Problem description = Where a line holds the word "المودعين", copy that line.

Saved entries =
━━━━━━━━━━

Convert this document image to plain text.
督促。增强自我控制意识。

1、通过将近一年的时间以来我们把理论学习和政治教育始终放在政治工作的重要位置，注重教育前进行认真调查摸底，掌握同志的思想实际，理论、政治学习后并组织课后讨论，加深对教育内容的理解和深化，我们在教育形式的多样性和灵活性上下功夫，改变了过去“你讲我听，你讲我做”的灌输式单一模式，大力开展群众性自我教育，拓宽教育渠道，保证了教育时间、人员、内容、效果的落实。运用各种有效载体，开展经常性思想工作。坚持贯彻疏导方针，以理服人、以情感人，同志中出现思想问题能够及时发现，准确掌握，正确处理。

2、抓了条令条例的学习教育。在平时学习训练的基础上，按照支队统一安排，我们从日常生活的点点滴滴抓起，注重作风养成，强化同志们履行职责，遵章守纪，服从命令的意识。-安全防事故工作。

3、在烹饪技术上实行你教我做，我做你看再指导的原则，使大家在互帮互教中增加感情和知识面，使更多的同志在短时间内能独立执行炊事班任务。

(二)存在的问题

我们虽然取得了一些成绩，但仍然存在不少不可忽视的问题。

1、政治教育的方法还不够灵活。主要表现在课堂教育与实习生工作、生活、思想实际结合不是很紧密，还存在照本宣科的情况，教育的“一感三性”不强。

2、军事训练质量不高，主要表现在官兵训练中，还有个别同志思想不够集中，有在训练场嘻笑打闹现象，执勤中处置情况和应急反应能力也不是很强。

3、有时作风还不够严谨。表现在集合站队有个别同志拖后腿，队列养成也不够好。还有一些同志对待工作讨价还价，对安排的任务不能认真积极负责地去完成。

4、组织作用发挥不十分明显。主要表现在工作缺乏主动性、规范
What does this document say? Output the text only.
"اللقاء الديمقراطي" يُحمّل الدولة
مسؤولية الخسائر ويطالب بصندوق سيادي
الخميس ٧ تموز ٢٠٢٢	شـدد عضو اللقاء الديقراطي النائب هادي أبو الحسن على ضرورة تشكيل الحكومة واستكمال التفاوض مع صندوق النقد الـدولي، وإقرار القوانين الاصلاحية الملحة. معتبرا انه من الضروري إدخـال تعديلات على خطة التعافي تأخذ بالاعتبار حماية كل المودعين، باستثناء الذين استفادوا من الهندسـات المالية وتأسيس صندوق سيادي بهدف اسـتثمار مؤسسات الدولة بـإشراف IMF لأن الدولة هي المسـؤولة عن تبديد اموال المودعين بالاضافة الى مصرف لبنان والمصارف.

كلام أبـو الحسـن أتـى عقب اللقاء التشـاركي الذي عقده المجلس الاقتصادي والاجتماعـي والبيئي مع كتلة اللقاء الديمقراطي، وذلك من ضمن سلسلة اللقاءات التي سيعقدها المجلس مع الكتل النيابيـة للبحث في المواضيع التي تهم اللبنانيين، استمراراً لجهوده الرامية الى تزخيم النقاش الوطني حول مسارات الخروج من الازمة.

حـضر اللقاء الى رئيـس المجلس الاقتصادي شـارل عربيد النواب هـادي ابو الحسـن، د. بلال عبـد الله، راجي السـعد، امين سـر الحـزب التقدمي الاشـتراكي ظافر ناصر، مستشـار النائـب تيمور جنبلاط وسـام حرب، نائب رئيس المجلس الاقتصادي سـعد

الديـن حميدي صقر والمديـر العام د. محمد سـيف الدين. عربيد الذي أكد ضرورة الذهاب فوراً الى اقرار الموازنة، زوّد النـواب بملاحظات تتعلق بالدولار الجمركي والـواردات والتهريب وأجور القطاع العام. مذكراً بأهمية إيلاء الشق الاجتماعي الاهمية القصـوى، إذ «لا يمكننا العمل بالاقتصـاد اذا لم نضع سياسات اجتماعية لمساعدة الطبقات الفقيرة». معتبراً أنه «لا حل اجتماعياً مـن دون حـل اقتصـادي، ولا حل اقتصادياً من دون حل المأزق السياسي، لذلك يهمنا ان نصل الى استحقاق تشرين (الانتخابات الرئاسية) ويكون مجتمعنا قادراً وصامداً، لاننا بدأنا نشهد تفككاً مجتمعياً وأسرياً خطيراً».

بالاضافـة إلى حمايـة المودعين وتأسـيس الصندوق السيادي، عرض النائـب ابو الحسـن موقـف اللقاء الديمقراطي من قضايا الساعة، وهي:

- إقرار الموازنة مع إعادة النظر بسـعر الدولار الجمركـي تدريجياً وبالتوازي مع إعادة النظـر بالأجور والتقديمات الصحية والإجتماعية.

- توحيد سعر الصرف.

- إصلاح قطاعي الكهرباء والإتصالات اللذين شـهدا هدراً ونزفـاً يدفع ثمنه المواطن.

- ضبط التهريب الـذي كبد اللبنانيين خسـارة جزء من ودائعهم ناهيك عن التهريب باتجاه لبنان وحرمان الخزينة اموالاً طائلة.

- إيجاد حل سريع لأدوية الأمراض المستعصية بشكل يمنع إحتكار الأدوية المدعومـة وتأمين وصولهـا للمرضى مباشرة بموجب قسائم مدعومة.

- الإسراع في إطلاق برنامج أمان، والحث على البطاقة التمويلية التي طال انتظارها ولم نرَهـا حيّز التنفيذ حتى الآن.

━━━━━━━━━━

Task answer =
الخميس ٧ تموز ٢٠٢٢	شـدد عضو اللقاء الديقراطي النائب هادي أبو الحسن على ضرورة تشكيل الحكومة واستكمال التفاوض مع صندوق النقد الـدولي، وإقرار القوانين الاصلاحية الملحة. معتبرا انه من الضروري إدخـال تعديلات على خطة التعافي تأخذ بالاعتبار حماية كل المودعين، باستثناء الذين استفادوا من الهندسـات المالية وتأسيس صندوق سيادي بهدف اسـتثمار مؤسسات الدولة بـإشراف IMF لأن الدولة هي المسـؤولة عن تبديد اموال المودعين بالاضافة الى مصرف لبنان والمصارف.
بالاضافـة إلى حمايـة المودعين وتأسـيس الصندوق السيادي، عرض النائـب ابو الحسـن موقـف اللقاء الديمقراطي من قضايا الساعة، وهي:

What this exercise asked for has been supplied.